REQUEST: Copy all the entries below exactly, but not the pictures.

------------------------------------------------

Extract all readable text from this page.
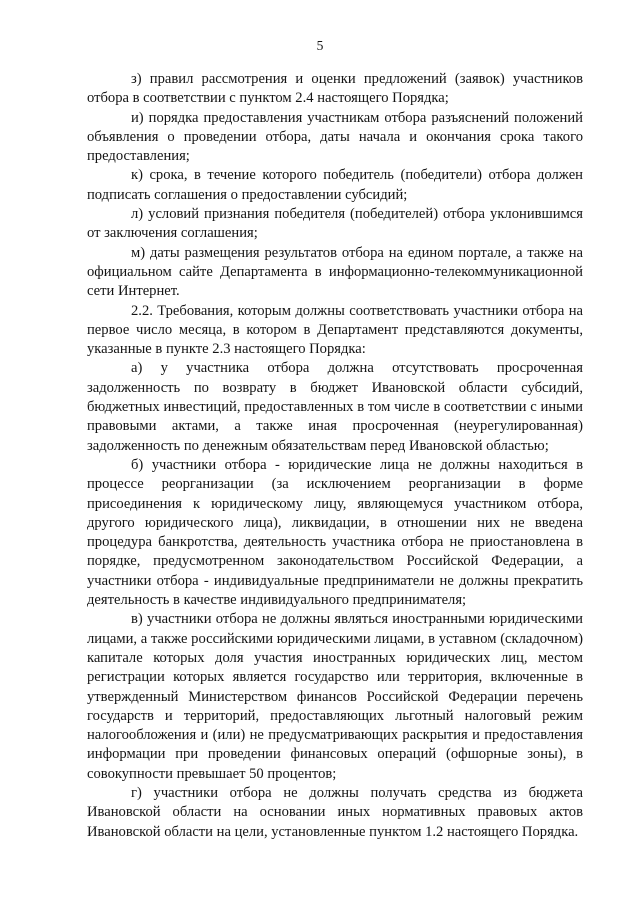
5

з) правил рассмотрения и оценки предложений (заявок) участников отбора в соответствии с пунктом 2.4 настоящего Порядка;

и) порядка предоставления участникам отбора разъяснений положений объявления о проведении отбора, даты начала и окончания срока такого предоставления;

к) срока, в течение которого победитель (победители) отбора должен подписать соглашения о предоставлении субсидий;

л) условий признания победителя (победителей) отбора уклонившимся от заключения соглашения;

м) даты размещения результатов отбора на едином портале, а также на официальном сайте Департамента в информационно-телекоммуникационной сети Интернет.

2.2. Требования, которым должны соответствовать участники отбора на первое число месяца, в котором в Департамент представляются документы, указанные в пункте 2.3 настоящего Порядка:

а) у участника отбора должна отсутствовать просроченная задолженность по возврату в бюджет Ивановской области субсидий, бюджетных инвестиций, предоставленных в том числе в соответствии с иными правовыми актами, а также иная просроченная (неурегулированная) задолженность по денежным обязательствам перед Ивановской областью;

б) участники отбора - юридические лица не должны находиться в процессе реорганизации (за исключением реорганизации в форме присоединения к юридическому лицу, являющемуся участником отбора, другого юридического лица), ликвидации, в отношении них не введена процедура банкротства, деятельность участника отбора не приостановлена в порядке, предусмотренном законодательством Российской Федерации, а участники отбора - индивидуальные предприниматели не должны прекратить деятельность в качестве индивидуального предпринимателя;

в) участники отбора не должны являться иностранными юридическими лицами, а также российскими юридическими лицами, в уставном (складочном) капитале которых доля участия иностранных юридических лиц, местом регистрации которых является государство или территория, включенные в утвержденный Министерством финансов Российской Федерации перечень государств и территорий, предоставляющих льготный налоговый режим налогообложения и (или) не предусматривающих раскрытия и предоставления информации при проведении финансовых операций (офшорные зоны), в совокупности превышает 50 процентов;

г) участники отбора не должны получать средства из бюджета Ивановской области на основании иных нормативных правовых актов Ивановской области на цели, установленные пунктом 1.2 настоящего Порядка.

------------------------------------------------

OUTPUT OF THE EXERCISE:
Extract all readable text from this page.
5

з) правил рассмотрения и оценки предложений (заявок) участников отбора в соответствии с пунктом 2.4 настоящего Порядка;

и) порядка предоставления участникам отбора разъяснений положений объявления о проведении отбора, даты начала и окончания срока такого предоставления;

к) срока, в течение которого победитель (победители) отбора должен подписать соглашения о предоставлении субсидий;

л) условий признания победителя (победителей) отбора уклонившимся от заключения соглашения;

м) даты размещения результатов отбора на едином портале, а также на официальном сайте Департамента в информационно-телекоммуникационной сети Интернет.

2.2. Требования, которым должны соответствовать участники отбора на первое число месяца, в котором в Департамент представляются документы, указанные в пункте 2.3 настоящего Порядка:

а) у участника отбора должна отсутствовать просроченная задолженность по возврату в бюджет Ивановской области субсидий, бюджетных инвестиций, предоставленных в том числе в соответствии с иными правовыми актами, а также иная просроченная (неурегулированная) задолженность по денежным обязательствам перед Ивановской областью;

б) участники отбора - юридические лица не должны находиться в процессе реорганизации (за исключением реорганизации в форме присоединения к юридическому лицу, являющемуся участником отбора, другого юридического лица), ликвидации, в отношении них не введена процедура банкротства, деятельность участника отбора не приостановлена в порядке, предусмотренном законодательством Российской Федерации, а участники отбора - индивидуальные предприниматели не должны прекратить деятельность в качестве индивидуального предпринимателя;

в) участники отбора не должны являться иностранными юридическими лицами, а также российскими юридическими лицами, в уставном (складочном) капитале которых доля участия иностранных юридических лиц, местом регистрации которых является государство или территория, включенные в утвержденный Министерством финансов Российской Федерации перечень государств и территорий, предоставляющих льготный налоговый режим налогообложения и (или) не предусматривающих раскрытия и предоставления информации при проведении финансовых операций (офшорные зоны), в совокупности превышает 50 процентов;

г) участники отбора не должны получать средства из бюджета Ивановской области на основании иных нормативных правовых актов Ивановской области на цели, установленные пунктом 1.2 настоящего Порядка.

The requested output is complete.